Reproduce verbatim every line from the one that includes "Convert this screenshot" to the closing line of the entries; omit everything before it.

◇ ◇ ◇ ◇

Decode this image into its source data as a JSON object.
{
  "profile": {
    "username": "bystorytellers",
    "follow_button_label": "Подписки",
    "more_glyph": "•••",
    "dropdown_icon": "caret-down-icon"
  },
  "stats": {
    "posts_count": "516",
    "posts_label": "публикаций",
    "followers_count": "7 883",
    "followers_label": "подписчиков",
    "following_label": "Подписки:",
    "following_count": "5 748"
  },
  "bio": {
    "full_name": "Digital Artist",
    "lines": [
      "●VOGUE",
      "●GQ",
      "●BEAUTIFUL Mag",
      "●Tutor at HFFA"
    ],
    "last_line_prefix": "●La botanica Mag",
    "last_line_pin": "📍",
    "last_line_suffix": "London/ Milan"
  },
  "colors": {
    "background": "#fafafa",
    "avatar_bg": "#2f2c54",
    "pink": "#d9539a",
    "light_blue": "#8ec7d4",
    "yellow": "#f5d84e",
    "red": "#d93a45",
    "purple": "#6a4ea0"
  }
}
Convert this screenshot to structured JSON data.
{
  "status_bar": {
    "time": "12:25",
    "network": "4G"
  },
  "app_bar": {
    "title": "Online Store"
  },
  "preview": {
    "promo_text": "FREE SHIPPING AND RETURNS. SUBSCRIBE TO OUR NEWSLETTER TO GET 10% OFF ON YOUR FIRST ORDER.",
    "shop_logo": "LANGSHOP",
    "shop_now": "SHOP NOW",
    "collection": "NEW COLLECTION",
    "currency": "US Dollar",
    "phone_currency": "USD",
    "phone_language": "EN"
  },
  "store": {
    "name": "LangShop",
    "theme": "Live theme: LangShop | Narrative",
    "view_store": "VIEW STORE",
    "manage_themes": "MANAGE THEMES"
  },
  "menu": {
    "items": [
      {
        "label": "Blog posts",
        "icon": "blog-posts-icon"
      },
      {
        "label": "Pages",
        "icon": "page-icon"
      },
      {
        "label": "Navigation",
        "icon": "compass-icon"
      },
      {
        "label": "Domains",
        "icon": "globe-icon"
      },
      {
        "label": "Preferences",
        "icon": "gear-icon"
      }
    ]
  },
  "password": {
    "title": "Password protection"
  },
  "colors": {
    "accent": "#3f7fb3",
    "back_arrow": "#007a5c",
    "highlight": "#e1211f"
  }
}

◇ ◇ ◇ ◇

Completed exercise:
Convert this screenshot to structured JSON data.
{
  "status_bar": {
    "time": "12:25",
    "network": "4G"
  },
  "app_bar": {
    "title": "Online Store"
  },
  "preview": {
    "promo_text": "FREE SHIPPING AND RETURNS. SUBSCRIBE TO OUR NEWSLETTER TO GET 10% OFF ON YOUR FIRST ORDER.",
    "shop_logo": "LANGSHOP",
    "shop_now": "SHOP NOW",
    "collection": "NEW COLLECTION",
    "currency": "US Dollar",
    "phone_currency": "USD",
    "phone_language": "EN"
  },
  "store": {
    "name": "LangShop",
    "theme": "Live theme: LangShop | Narrative",
    "view_store": "VIEW STORE",
    "manage_themes": "MANAGE THEMES"
  },
  "menu": {
    "items": [
      {
        "label": "Blog posts",
        "icon": "blog-posts-icon"
      },
      {
        "label": "Pages",
        "icon": "page-icon"
      },
      {
        "label": "Navigation",
        "icon": "compass-icon"
      },
      {
        "label": "Domains",
        "icon": "globe-icon"
      },
      {
        "label": "Preferences",
        "icon": "gear-icon"
      }
    ]
  },
  "password": {
    "title": "Password protection"
  },
  "colors": {
    "accent": "#3f7fb3",
    "back_arrow": "#007a5c",
    "highlight": "#e1211f"
  }
}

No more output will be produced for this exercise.